* Your goal
Verbatim output of all the material below is required.

* Data
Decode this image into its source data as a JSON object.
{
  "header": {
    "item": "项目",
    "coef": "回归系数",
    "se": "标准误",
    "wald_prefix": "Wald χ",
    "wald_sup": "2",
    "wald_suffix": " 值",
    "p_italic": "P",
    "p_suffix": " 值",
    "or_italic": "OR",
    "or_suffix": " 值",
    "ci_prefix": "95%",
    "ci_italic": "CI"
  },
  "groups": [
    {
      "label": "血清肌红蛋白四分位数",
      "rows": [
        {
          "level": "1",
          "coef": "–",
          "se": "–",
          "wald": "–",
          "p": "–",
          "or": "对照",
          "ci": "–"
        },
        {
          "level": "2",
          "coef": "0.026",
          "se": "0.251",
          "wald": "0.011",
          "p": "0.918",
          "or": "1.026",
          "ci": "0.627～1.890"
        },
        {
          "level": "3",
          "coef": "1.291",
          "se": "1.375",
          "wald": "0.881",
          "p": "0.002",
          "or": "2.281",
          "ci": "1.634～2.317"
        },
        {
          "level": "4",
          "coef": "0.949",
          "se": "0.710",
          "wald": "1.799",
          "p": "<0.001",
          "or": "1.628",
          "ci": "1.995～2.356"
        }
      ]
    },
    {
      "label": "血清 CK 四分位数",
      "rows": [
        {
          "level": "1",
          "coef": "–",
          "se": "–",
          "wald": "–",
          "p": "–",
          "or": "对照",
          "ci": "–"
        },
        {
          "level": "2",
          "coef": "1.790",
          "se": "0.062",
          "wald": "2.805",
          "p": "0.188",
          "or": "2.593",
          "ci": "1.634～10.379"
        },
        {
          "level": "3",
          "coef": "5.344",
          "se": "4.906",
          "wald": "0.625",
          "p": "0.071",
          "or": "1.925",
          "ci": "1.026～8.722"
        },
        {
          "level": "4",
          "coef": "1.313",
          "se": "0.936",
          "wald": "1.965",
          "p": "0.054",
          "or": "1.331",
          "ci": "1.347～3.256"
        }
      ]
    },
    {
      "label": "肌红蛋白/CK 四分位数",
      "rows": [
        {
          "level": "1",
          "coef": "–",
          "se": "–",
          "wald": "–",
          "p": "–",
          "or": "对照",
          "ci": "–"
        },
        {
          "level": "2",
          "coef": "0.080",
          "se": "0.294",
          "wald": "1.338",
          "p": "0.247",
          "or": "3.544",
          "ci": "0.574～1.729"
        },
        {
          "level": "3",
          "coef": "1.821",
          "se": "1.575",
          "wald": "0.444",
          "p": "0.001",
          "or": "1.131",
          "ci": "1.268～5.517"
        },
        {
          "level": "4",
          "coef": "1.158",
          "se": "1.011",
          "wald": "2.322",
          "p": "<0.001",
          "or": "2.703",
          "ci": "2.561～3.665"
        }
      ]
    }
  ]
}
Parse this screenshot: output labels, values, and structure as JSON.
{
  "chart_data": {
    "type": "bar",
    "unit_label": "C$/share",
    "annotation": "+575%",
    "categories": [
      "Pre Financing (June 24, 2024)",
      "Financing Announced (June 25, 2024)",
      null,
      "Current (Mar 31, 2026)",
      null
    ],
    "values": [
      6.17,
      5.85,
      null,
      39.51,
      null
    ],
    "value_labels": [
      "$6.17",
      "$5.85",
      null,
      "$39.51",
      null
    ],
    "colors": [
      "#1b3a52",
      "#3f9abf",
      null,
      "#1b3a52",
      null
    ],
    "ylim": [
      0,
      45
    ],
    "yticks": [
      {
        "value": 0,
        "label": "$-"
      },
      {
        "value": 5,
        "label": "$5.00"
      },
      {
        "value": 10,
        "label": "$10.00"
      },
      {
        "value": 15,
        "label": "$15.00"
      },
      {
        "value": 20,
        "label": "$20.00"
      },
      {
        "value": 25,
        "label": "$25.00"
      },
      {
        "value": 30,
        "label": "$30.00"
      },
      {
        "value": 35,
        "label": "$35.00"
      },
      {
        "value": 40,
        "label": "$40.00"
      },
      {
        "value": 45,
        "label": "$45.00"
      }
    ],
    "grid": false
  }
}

* Response below
Decode this image into its source data as a JSON object.
{
  "header": {
    "item": "项目",
    "coef": "回归系数",
    "se": "标准误",
    "wald_prefix": "Wald χ",
    "wald_sup": "2",
    "wald_suffix": " 值",
    "p_italic": "P",
    "p_suffix": " 值",
    "or_italic": "OR",
    "or_suffix": " 值",
    "ci_prefix": "95%",
    "ci_italic": "CI"
  },
  "groups": [
    {
      "label": "血清肌红蛋白四分位数",
      "rows": [
        {
          "level": "1",
          "coef": "–",
          "se": "–",
          "wald": "–",
          "p": "–",
          "or": "对照",
          "ci": "–"
        },
        {
          "level": "2",
          "coef": "0.026",
          "se": "0.251",
          "wald": "0.011",
          "p": "0.918",
          "or": "1.026",
          "ci": "0.627～1.890"
        },
        {
          "level": "3",
          "coef": "1.291",
          "se": "1.375",
          "wald": "0.881",
          "p": "0.002",
          "or": "2.281",
          "ci": "1.634～2.317"
        },
        {
          "level": "4",
          "coef": "0.949",
          "se": "0.710",
          "wald": "1.799",
          "p": "<0.001",
          "or": "1.628",
          "ci": "1.995～2.356"
        }
      ]
    },
    {
      "label": "血清 CK 四分位数",
      "rows": [
        {
          "level": "1",
          "coef": "–",
          "se": "–",
          "wald": "–",
          "p": "–",
          "or": "对照",
          "ci": "–"
        },
        {
          "level": "2",
          "coef": "1.790",
          "se": "0.062",
          "wald": "2.805",
          "p": "0.188",
          "or": "2.593",
          "ci": "1.634～10.379"
        },
        {
          "level": "3",
          "coef": "5.344",
          "se": "4.906",
          "wald": "0.625",
          "p": "0.071",
          "or": "1.925",
          "ci": "1.026～8.722"
        },
        {
          "level": "4",
          "coef": "1.313",
          "se": "0.936",
          "wald": "1.965",
          "p": "0.054",
          "or": "1.331",
          "ci": "1.347～3.256"
        }
      ]
    },
    {
      "label": "肌红蛋白/CK 四分位数",
      "rows": [
        {
          "level": "1",
          "coef": "–",
          "se": "–",
          "wald": "–",
          "p": "–",
          "or": "对照",
          "ci": "–"
        },
        {
          "level": "2",
          "coef": "0.080",
          "se": "0.294",
          "wald": "1.338",
          "p": "0.247",
          "or": "3.544",
          "ci": "0.574～1.729"
        },
        {
          "level": "3",
          "coef": "1.821",
          "se": "1.575",
          "wald": "0.444",
          "p": "0.001",
          "or": "1.131",
          "ci": "1.268～5.517"
        },
        {
          "level": "4",
          "coef": "1.158",
          "se": "1.011",
          "wald": "2.322",
          "p": "<0.001",
          "or": "2.703",
          "ci": "2.561～3.665"
        }
      ]
    }
  ]
}
Parse this screenshot: output labels, values, and structure as JSON.
{
  "chart_data": {
    "type": "bar",
    "unit_label": "C$/share",
    "annotation": "+575%",
    "categories": [
      "Pre Financing (June 24, 2024)",
      "Financing Announced (June 25, 2024)",
      null,
      "Current (Mar 31, 2026)",
      null
    ],
    "values": [
      6.17,
      5.85,
      null,
      39.51,
      null
    ],
    "value_labels": [
      "$6.17",
      "$5.85",
      null,
      "$39.51",
      null
    ],
    "colors": [
      "#1b3a52",
      "#3f9abf",
      null,
      "#1b3a52",
      null
    ],
    "ylim": [
      0,
      45
    ],
    "yticks": [
      {
        "value": 0,
        "label": "$-"
      },
      {
        "value": 5,
        "label": "$5.00"
      },
      {
        "value": 10,
        "label": "$10.00"
      },
      {
        "value": 15,
        "label": "$15.00"
      },
      {
        "value": 20,
        "label": "$20.00"
      },
      {
        "value": 25,
        "label": "$25.00"
      },
      {
        "value": 30,
        "label": "$30.00"
      },
      {
        "value": 35,
        "label": "$35.00"
      },
      {
        "value": 40,
        "label": "$40.00"
      },
      {
        "value": 45,
        "label": "$45.00"
      }
    ],
    "grid": false
  }
}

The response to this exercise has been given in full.